⟨

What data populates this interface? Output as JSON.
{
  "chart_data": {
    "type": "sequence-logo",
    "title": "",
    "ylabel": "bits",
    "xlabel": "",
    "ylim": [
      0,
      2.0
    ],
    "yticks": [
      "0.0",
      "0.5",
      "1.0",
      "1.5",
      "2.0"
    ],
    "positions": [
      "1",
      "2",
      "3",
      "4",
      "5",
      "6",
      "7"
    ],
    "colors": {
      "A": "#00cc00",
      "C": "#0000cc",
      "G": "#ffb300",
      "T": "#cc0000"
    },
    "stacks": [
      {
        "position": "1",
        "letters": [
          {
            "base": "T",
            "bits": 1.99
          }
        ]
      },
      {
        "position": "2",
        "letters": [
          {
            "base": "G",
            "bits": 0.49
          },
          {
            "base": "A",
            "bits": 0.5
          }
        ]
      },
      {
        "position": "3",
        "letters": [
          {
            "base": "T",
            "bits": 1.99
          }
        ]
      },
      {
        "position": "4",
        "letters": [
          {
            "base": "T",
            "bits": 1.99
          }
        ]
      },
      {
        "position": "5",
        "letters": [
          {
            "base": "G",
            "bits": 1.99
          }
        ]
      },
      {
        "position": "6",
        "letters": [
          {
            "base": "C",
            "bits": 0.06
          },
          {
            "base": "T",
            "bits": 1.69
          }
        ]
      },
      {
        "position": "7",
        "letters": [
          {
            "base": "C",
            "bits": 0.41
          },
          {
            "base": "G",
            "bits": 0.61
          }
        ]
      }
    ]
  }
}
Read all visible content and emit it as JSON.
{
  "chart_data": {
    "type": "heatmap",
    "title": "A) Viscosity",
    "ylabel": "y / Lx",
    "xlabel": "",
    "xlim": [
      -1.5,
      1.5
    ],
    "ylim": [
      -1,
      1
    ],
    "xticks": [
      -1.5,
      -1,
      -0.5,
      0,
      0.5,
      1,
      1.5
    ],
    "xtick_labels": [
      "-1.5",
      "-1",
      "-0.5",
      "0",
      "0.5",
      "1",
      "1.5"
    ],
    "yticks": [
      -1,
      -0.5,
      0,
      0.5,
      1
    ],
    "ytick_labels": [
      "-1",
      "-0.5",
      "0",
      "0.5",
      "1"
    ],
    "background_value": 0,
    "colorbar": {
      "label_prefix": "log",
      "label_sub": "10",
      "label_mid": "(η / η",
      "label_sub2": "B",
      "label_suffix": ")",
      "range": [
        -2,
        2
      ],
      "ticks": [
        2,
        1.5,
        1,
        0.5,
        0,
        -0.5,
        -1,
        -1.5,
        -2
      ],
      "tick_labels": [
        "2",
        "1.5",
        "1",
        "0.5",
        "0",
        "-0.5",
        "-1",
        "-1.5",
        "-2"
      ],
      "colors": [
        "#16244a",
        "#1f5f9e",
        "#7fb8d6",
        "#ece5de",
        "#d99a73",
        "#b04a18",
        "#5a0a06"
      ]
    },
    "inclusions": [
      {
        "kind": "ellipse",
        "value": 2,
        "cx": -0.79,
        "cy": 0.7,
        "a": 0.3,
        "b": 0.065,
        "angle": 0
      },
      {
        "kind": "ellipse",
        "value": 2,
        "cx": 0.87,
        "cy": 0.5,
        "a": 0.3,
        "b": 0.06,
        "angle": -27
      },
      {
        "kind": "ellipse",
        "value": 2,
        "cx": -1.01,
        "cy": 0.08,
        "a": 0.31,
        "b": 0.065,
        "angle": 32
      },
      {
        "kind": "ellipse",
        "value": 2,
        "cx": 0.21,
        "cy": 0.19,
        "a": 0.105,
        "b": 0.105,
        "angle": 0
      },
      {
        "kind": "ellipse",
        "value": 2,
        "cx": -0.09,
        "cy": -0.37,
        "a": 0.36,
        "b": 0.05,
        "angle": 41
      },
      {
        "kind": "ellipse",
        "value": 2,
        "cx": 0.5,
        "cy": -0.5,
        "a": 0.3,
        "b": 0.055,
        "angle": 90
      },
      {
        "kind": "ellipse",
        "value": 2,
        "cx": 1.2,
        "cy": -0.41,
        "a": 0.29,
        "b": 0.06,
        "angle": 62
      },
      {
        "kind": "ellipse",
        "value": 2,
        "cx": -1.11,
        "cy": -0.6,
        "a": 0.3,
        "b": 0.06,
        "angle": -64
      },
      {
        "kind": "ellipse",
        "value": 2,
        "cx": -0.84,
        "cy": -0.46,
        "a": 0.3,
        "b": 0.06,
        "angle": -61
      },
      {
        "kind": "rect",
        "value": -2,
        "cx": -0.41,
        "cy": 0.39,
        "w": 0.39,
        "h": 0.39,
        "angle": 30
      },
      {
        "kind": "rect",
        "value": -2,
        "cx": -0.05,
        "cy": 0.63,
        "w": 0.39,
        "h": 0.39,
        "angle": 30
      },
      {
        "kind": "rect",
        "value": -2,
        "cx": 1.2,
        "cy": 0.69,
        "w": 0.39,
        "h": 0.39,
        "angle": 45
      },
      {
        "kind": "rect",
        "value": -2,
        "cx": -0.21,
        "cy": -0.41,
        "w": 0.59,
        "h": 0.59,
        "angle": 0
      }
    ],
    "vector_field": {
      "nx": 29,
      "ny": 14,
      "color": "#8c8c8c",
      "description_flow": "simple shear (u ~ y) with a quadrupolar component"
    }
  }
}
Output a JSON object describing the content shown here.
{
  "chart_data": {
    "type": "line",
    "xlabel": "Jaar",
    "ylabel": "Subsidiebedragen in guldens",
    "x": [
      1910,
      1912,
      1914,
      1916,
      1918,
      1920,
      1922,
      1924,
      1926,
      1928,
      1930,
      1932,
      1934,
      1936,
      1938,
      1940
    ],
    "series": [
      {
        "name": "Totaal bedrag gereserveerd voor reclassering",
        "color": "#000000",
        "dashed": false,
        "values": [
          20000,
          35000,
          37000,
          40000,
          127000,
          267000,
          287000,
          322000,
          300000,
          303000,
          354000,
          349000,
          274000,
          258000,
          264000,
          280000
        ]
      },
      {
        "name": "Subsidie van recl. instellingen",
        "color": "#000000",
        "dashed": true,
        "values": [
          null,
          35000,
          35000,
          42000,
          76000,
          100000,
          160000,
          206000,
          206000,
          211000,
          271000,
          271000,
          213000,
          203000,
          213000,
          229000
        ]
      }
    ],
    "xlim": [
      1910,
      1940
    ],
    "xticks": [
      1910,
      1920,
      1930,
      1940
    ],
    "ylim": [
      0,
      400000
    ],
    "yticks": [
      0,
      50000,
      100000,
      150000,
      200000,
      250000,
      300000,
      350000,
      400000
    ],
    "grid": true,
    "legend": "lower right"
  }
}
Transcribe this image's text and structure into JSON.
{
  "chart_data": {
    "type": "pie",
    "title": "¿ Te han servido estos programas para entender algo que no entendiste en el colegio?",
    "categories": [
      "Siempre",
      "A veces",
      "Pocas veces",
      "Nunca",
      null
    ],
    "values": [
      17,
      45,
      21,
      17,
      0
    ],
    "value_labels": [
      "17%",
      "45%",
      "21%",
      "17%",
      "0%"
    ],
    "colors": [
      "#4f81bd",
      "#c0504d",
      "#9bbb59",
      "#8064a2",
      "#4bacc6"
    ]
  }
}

⟩

◆ **GOAL**: Quote the line that contains "Transcribe this image's" and each line after it through the end of the data, exactly, leaving out everything else.

◆ **WRITTEN RESPONSE**:
Transcribe this image's text and structure into JSON.
{
  "chart_data": {
    "type": "pie",
    "title": "¿ Te han servido estos programas para entender algo que no entendiste en el colegio?",
    "categories": [
      "Siempre",
      "A veces",
      "Pocas veces",
      "Nunca",
      null
    ],
    "values": [
      17,
      45,
      21,
      17,
      0
    ],
    "value_labels": [
      "17%",
      "45%",
      "21%",
      "17%",
      "0%"
    ],
    "colors": [
      "#4f81bd",
      "#c0504d",
      "#9bbb59",
      "#8064a2",
      "#4bacc6"
    ]
  }
}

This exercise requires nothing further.